**DATA PROVIDED:**
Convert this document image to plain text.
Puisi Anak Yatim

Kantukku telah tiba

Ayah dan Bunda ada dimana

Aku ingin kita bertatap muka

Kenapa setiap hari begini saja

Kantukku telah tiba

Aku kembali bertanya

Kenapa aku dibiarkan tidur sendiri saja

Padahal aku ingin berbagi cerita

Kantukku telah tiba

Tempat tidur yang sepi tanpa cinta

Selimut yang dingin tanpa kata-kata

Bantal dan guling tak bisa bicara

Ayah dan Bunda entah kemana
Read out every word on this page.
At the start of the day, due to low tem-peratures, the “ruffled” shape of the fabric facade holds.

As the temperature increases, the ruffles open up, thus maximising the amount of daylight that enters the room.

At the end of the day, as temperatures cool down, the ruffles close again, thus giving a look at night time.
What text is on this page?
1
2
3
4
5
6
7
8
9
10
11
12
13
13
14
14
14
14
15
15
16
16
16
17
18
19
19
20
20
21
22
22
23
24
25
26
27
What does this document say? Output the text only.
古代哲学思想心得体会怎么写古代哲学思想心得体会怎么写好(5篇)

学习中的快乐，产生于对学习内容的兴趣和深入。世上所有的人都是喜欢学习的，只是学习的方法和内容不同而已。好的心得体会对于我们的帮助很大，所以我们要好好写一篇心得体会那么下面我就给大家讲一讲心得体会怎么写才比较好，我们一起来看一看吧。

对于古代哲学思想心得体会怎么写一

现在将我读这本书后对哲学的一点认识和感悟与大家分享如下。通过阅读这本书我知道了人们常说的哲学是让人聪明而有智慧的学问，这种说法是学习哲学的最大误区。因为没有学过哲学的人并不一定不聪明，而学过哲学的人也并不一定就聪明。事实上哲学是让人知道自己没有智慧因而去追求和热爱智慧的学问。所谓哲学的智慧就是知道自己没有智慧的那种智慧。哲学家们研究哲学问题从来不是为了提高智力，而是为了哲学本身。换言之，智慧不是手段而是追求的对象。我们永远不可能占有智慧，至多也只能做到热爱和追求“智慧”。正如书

**WORK TO BE COMPLETED:** Output, unchanged, the lines from the line with "Read out every word on this page." through the final line of the material.

**WORKED SOLUTION:**
Read out every word on this page.
At the start of the day, due to low tem-peratures, the “ruffled” shape of the fabric facade holds.

As the temperature increases, the ruffles open up, thus maximising the amount of daylight that enters the room.

At the end of the day, as temperatures cool down, the ruffles close again, thus giving a look at night time.
What text is on this page?
1
2
3
4
5
6
7
8
9
10
11
12
13
13
14
14
14
14
15
15
16
16
16
17
18
19
19
20
20
21
22
22
23
24
25
26
27
What does this document say? Output the text only.
古代哲学思想心得体会怎么写古代哲学思想心得体会怎么写好(5篇)

学习中的快乐，产生于对学习内容的兴趣和深入。世上所有的人都是喜欢学习的，只是学习的方法和内容不同而已。好的心得体会对于我们的帮助很大，所以我们要好好写一篇心得体会那么下面我就给大家讲一讲心得体会怎么写才比较好，我们一起来看一看吧。

对于古代哲学思想心得体会怎么写一

现在将我读这本书后对哲学的一点认识和感悟与大家分享如下。通过阅读这本书我知道了人们常说的哲学是让人聪明而有智慧的学问，这种说法是学习哲学的最大误区。因为没有学过哲学的人并不一定不聪明，而学过哲学的人也并不一定就聪明。事实上哲学是让人知道自己没有智慧因而去追求和热爱智慧的学问。所谓哲学的智慧就是知道自己没有智慧的那种智慧。哲学家们研究哲学问题从来不是为了提高智力，而是为了哲学本身。换言之，智慧不是手段而是追求的对象。我们永远不可能占有智慧，至多也只能做到热爱和追求“智慧”。正如书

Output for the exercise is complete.